### Source material
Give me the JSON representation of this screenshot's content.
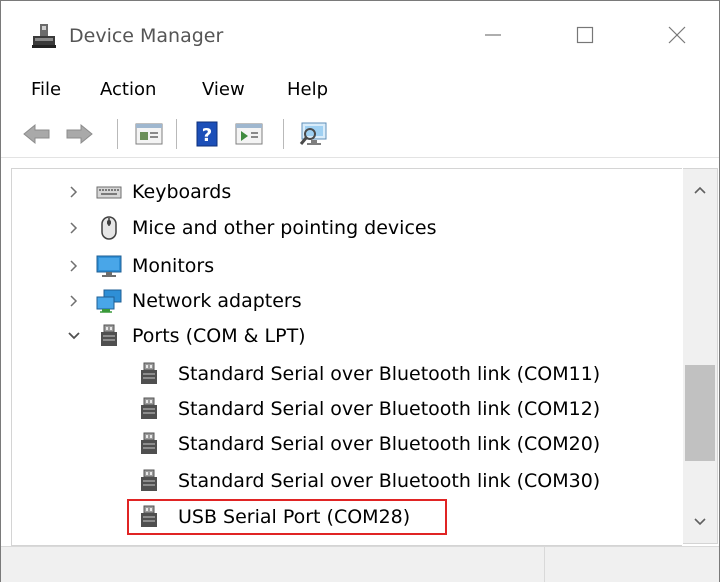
{
  "window": {
    "title": "Device Manager",
    "controls": {
      "minimize": "minimize",
      "maximize": "maximize",
      "close": "close"
    }
  },
  "menu": {
    "items": [
      {
        "label": "File"
      },
      {
        "label": "Action"
      },
      {
        "label": "View"
      },
      {
        "label": "Help"
      }
    ]
  },
  "toolbar": {
    "buttons": [
      {
        "icon": "back-arrow-icon"
      },
      {
        "icon": "forward-arrow-icon"
      },
      {
        "icon": "properties-icon"
      },
      {
        "icon": "help-icon"
      },
      {
        "icon": "update-driver-icon"
      },
      {
        "icon": "scan-hardware-icon"
      }
    ]
  },
  "tree": {
    "nodes": [
      {
        "label": "Keyboards",
        "icon": "keyboard-icon",
        "expanded": false
      },
      {
        "label": "Mice and other pointing devices",
        "icon": "mouse-icon",
        "expanded": false
      },
      {
        "label": "Monitors",
        "icon": "monitor-icon",
        "expanded": false
      },
      {
        "label": "Network adapters",
        "icon": "network-adapter-icon",
        "expanded": false
      },
      {
        "label": "Ports (COM & LPT)",
        "icon": "port-icon",
        "expanded": true
      }
    ],
    "ports": [
      {
        "label": "Standard Serial over Bluetooth link (COM11)",
        "icon": "port-icon"
      },
      {
        "label": "Standard Serial over Bluetooth link (COM12)",
        "icon": "port-icon"
      },
      {
        "label": "Standard Serial over Bluetooth link (COM20)",
        "icon": "port-icon"
      },
      {
        "label": "Standard Serial over Bluetooth link (COM30)",
        "icon": "port-icon"
      },
      {
        "label": "USB Serial Port (COM28)",
        "icon": "port-icon",
        "highlighted": true
      }
    ]
  },
  "colors": {
    "highlight_border": "#e02424",
    "monitor_blue": "#2e8fd6",
    "help_blue": "#1c4fb8"
  }
}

### Exercise directions
Repeat the data exactly, excluding the pictures.

### Solution below
Give me the JSON representation of this screenshot's content.
{
  "window": {
    "title": "Device Manager",
    "controls": {
      "minimize": "minimize",
      "maximize": "maximize",
      "close": "close"
    }
  },
  "menu": {
    "items": [
      {
        "label": "File"
      },
      {
        "label": "Action"
      },
      {
        "label": "View"
      },
      {
        "label": "Help"
      }
    ]
  },
  "toolbar": {
    "buttons": [
      {
        "icon": "back-arrow-icon"
      },
      {
        "icon": "forward-arrow-icon"
      },
      {
        "icon": "properties-icon"
      },
      {
        "icon": "help-icon"
      },
      {
        "icon": "update-driver-icon"
      },
      {
        "icon": "scan-hardware-icon"
      }
    ]
  },
  "tree": {
    "nodes": [
      {
        "label": "Keyboards",
        "icon": "keyboard-icon",
        "expanded": false
      },
      {
        "label": "Mice and other pointing devices",
        "icon": "mouse-icon",
        "expanded": false
      },
      {
        "label": "Monitors",
        "icon": "monitor-icon",
        "expanded": false
      },
      {
        "label": "Network adapters",
        "icon": "network-adapter-icon",
        "expanded": false
      },
      {
        "label": "Ports (COM & LPT)",
        "icon": "port-icon",
        "expanded": true
      }
    ],
    "ports": [
      {
        "label": "Standard Serial over Bluetooth link (COM11)",
        "icon": "port-icon"
      },
      {
        "label": "Standard Serial over Bluetooth link (COM12)",
        "icon": "port-icon"
      },
      {
        "label": "Standard Serial over Bluetooth link (COM20)",
        "icon": "port-icon"
      },
      {
        "label": "Standard Serial over Bluetooth link (COM30)",
        "icon": "port-icon"
      },
      {
        "label": "USB Serial Port (COM28)",
        "icon": "port-icon",
        "highlighted": true
      }
    ]
  },
  "colors": {
    "highlight_border": "#e02424",
    "monitor_blue": "#2e8fd6",
    "help_blue": "#1c4fb8"
  }
}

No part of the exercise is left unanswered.